== Text segment ==
****************

# How to tell if this Panel accepts Tandem Breakers?



## Slay301 (Apr 23, 2018)

They atleast need to be stab on


----------



## oldsparky52 (Feb 25, 2020)

Is there a manufacturer label on the inside of the enclosure?


----------



## mofos be cray (Nov 14, 2016)

Look how many spaces there are on the neutral bus. If there are about double that of the hot buses then its tandem approved


----------



## SWDweller (Dec 9, 2020)

That is the older CH style load center. Chances are the twins are going to look a bit different. 
Pull one of the breakers and take it with you check the bus and rail connections before purchase.


----------



## Dennis Alwon (May 9, 2009)

I don't think that panel is rated for twins because the directory does not show a place for them.....I have heard that CH says you can use their twins anywhere as they will fit into reg. slots... I know the older panels did not use twins but it has been a long time since I have used them.


----------



## Perfectionist (Mar 26, 2021)

oldsparky52 said:


> Is there a manufacturer label on the inside of the enclosure?


I'll definitely check that when I have access to the panel later this week.


----------



## Rainwater01 (Oct 6, 2015)

As I recall it has to do with how the breaker clips to the panel on the back side of the breaker not the bus bar side like other breakers. Hopefully the photos help. Notice the notches on the panel. If there are no flat spaces the breaker won’t physically clip to the panel. The second photo has a straight piece of metal where tandems can faster to the panel. The notches in the first photo prevent that.

****************

== Information given ==
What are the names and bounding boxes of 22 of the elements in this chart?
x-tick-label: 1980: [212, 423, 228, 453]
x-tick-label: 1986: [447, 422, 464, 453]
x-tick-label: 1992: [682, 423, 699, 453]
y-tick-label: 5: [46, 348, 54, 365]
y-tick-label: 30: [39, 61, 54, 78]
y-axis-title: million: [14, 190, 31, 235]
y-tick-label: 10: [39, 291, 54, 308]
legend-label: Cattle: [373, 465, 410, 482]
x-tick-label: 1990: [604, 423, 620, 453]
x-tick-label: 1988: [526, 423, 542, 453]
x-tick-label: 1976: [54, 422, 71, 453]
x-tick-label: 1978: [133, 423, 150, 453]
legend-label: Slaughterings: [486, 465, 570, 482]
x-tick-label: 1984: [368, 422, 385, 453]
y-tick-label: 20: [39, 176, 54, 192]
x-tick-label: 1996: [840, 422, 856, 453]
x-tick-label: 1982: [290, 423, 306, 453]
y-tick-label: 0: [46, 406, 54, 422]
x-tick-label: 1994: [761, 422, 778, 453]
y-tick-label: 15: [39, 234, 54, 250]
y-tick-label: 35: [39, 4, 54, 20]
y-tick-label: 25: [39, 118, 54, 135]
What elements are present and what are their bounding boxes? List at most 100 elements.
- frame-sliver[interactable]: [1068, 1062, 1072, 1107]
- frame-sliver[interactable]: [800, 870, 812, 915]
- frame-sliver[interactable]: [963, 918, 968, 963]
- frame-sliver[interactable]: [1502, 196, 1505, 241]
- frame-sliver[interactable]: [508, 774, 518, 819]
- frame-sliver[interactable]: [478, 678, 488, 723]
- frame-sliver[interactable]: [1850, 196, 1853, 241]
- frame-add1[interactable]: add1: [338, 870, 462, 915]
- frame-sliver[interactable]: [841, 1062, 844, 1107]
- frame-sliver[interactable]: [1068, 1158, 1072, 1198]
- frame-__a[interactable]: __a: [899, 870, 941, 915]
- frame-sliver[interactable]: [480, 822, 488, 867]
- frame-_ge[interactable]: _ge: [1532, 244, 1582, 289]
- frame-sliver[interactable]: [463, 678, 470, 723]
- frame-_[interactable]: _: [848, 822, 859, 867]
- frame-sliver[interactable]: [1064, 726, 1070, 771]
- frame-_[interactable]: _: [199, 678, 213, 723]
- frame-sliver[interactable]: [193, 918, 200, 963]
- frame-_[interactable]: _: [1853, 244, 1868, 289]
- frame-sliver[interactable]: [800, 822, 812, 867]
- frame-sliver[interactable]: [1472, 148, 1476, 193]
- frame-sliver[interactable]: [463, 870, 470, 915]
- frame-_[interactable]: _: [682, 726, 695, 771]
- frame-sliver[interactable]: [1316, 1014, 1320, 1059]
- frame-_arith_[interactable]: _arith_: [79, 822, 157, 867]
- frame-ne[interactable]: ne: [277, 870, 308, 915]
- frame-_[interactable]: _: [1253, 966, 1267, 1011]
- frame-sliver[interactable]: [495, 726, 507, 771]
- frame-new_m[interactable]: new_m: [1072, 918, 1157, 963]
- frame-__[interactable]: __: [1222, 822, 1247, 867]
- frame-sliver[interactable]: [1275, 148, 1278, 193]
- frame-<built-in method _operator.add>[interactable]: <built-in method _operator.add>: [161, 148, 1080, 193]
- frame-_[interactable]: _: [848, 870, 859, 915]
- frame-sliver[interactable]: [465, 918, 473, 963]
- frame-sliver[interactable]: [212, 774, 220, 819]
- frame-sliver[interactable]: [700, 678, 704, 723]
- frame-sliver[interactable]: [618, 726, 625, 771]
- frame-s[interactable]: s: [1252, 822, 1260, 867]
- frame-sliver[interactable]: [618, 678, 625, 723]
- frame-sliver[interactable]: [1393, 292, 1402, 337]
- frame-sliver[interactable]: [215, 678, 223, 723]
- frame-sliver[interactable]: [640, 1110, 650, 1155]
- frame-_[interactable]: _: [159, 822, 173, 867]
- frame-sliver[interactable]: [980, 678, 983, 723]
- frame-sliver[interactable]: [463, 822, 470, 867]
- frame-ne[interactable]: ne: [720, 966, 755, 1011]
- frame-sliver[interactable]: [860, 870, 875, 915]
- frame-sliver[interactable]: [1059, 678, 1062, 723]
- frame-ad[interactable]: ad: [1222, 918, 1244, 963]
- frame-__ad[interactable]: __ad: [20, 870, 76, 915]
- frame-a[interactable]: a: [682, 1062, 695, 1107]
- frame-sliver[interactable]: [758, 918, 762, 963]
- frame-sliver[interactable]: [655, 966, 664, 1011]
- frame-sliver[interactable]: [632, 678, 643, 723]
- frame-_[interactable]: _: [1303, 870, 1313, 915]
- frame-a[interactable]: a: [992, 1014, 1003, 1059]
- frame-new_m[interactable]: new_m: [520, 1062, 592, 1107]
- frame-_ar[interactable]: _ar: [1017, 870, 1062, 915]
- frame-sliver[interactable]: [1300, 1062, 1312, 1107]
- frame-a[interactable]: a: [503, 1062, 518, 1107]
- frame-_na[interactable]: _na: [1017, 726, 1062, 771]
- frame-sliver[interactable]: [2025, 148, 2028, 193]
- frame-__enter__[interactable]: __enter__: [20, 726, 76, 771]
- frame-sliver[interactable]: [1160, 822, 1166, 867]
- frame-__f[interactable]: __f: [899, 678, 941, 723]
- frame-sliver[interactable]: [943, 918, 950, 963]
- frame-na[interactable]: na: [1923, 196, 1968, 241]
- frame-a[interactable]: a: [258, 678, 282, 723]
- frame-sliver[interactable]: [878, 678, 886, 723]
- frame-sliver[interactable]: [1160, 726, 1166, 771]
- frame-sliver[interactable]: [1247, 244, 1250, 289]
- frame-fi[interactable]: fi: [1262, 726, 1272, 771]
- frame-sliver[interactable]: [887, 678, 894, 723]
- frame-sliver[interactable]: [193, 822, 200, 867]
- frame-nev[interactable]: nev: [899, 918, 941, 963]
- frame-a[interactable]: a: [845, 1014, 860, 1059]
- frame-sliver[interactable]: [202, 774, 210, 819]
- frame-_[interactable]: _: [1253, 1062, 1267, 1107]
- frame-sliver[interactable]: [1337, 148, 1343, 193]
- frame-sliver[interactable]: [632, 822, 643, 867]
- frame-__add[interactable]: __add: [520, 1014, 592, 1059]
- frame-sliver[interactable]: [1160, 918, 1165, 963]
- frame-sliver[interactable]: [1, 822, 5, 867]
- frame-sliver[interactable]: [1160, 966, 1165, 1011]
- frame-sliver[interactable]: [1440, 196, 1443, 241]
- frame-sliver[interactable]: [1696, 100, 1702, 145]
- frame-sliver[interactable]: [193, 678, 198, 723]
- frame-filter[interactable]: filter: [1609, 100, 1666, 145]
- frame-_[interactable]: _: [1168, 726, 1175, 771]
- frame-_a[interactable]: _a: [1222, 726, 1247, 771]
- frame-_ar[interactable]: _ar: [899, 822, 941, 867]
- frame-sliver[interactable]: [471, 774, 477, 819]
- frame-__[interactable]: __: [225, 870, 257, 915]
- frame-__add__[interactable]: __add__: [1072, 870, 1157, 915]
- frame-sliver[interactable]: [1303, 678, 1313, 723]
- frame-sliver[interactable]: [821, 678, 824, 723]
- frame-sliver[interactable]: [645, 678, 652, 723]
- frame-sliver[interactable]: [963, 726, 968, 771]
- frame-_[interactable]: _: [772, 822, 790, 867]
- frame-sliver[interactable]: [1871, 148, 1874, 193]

****************

== Requests ==
(1) In the thread on tandem breakers, what kind of load center does SWDweller say the panel is?
(2) From the thread on tandem breakers, quote the passage starting with "## Dennis Alwon" and going on through "have used them.".
(3) Continue the thread on tandem breakers from the point where it stops.

== Task-by-task outputs ==
(1) The older CH style load center.

(2)
## Dennis Alwon (May 9, 2009)

I don't think that panel is rated for twins because the directory does not show a place for them.....I have heard that CH says you can use their twins anywhere as they will fit into reg. slots... I know the older panels did not use twins but it has been a long time since I have used them.

(3)
Sent from my iPhone using Tapatalk


----------



## dspiffy (Nov 25, 2013)

This looks like exactly the same panel that is in my house, and mine has several tandem breakers installed. When I needed to replace one, I just went to Menards (less than a mile away) and it was a normally stocked item.


----------



## Norcal (Mar 22, 2007)

There was a huge base of Cutler-Hammer panels installed before Eaton introduced the twin breaker, there is a 9.5 out 10 chance that a C-H panel is not listed for use with twins, a easy way to tell is to install a twin in a panel, if it is NOT securely latched to the rail, & flops around, the twin is not intended to be used there, which is the case for most C-H/Eaton panels.

There is a small tit on the rail that is not shown in any of the photos shown in previous posts that a twin latches on to, if it is there the breaker will fit properly & securely.


----------



## cuba_pete (Dec 8, 2011)

Info is inside, on the label.
(not my job to vet)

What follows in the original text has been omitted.